--- Start RECORD LIST ---

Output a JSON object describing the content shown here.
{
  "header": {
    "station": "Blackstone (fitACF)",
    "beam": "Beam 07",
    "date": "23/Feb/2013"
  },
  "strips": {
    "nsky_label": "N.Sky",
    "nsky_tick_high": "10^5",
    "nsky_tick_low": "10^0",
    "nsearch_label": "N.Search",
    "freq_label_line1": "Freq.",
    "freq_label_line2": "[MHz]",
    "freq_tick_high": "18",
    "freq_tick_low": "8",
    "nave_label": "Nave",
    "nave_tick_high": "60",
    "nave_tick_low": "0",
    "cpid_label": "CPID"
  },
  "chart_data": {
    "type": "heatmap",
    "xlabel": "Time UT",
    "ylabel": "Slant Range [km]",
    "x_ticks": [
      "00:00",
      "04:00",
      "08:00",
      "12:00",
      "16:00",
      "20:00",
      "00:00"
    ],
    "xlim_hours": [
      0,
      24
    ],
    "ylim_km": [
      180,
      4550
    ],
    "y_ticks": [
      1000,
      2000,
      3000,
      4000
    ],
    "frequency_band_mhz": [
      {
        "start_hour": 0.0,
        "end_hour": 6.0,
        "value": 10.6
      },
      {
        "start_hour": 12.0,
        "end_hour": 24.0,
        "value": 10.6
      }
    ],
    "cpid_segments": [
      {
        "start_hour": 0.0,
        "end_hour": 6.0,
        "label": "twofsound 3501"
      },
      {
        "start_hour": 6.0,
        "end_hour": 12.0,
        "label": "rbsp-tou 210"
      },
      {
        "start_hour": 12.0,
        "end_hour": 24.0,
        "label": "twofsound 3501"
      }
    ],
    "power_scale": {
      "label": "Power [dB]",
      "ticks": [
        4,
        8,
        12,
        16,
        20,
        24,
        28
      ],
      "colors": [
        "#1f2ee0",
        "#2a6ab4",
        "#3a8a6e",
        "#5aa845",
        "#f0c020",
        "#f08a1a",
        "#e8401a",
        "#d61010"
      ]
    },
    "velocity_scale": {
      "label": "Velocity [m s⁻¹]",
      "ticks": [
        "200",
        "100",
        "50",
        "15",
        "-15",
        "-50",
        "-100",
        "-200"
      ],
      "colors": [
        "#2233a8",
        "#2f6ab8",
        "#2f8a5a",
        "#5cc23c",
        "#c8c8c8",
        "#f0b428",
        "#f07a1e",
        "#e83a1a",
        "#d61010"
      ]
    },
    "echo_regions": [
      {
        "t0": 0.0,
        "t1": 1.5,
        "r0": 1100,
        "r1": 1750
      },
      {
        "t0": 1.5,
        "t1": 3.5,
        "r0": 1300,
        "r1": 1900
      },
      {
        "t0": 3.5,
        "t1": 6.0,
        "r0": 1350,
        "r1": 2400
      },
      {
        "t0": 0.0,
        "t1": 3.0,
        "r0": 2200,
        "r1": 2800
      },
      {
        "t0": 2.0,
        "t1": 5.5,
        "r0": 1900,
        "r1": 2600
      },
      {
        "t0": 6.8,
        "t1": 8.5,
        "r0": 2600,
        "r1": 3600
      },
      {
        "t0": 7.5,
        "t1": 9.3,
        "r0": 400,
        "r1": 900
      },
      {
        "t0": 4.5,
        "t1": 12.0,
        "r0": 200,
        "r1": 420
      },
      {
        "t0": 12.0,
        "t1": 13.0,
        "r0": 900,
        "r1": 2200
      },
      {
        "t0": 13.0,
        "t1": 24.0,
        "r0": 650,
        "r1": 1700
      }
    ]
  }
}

--- End RECORD LIST ---

Your task is to return the full listing exactly as it was given.

_COMPLETE OUTPUT_
Output a JSON object describing the content shown here.
{
  "header": {
    "station": "Blackstone (fitACF)",
    "beam": "Beam 07",
    "date": "23/Feb/2013"
  },
  "strips": {
    "nsky_label": "N.Sky",
    "nsky_tick_high": "10^5",
    "nsky_tick_low": "10^0",
    "nsearch_label": "N.Search",
    "freq_label_line1": "Freq.",
    "freq_label_line2": "[MHz]",
    "freq_tick_high": "18",
    "freq_tick_low": "8",
    "nave_label": "Nave",
    "nave_tick_high": "60",
    "nave_tick_low": "0",
    "cpid_label": "CPID"
  },
  "chart_data": {
    "type": "heatmap",
    "xlabel": "Time UT",
    "ylabel": "Slant Range [km]",
    "x_ticks": [
      "00:00",
      "04:00",
      "08:00",
      "12:00",
      "16:00",
      "20:00",
      "00:00"
    ],
    "xlim_hours": [
      0,
      24
    ],
    "ylim_km": [
      180,
      4550
    ],
    "y_ticks": [
      1000,
      2000,
      3000,
      4000
    ],
    "frequency_band_mhz": [
      {
        "start_hour": 0.0,
        "end_hour": 6.0,
        "value": 10.6
      },
      {
        "start_hour": 12.0,
        "end_hour": 24.0,
        "value": 10.6
      }
    ],
    "cpid_segments": [
      {
        "start_hour": 0.0,
        "end_hour": 6.0,
        "label": "twofsound 3501"
      },
      {
        "start_hour": 6.0,
        "end_hour": 12.0,
        "label": "rbsp-tou 210"
      },
      {
        "start_hour": 12.0,
        "end_hour": 24.0,
        "label": "twofsound 3501"
      }
    ],
    "power_scale": {
      "label": "Power [dB]",
      "ticks": [
        4,
        8,
        12,
        16,
        20,
        24,
        28
      ],
      "colors": [
        "#1f2ee0",
        "#2a6ab4",
        "#3a8a6e",
        "#5aa845",
        "#f0c020",
        "#f08a1a",
        "#e8401a",
        "#d61010"
      ]
    },
    "velocity_scale": {
      "label": "Velocity [m s⁻¹]",
      "ticks": [
        "200",
        "100",
        "50",
        "15",
        "-15",
        "-50",
        "-100",
        "-200"
      ],
      "colors": [
        "#2233a8",
        "#2f6ab8",
        "#2f8a5a",
        "#5cc23c",
        "#c8c8c8",
        "#f0b428",
        "#f07a1e",
        "#e83a1a",
        "#d61010"
      ]
    },
    "echo_regions": [
      {
        "t0": 0.0,
        "t1": 1.5,
        "r0": 1100,
        "r1": 1750
      },
      {
        "t0": 1.5,
        "t1": 3.5,
        "r0": 1300,
        "r1": 1900
      },
      {
        "t0": 3.5,
        "t1": 6.0,
        "r0": 1350,
        "r1": 2400
      },
      {
        "t0": 0.0,
        "t1": 3.0,
        "r0": 2200,
        "r1": 2800
      },
      {
        "t0": 2.0,
        "t1": 5.5,
        "r0": 1900,
        "r1": 2600
      },
      {
        "t0": 6.8,
        "t1": 8.5,
        "r0": 2600,
        "r1": 3600
      },
      {
        "t0": 7.5,
        "t1": 9.3,
        "r0": 400,
        "r1": 900
      },
      {
        "t0": 4.5,
        "t1": 12.0,
        "r0": 200,
        "r1": 420
      },
      {
        "t0": 12.0,
        "t1": 13.0,
        "r0": 900,
        "r1": 2200
      },
      {
        "t0": 13.0,
        "t1": 24.0,
        "r0": 650,
        "r1": 1700
      }
    ]
  }
}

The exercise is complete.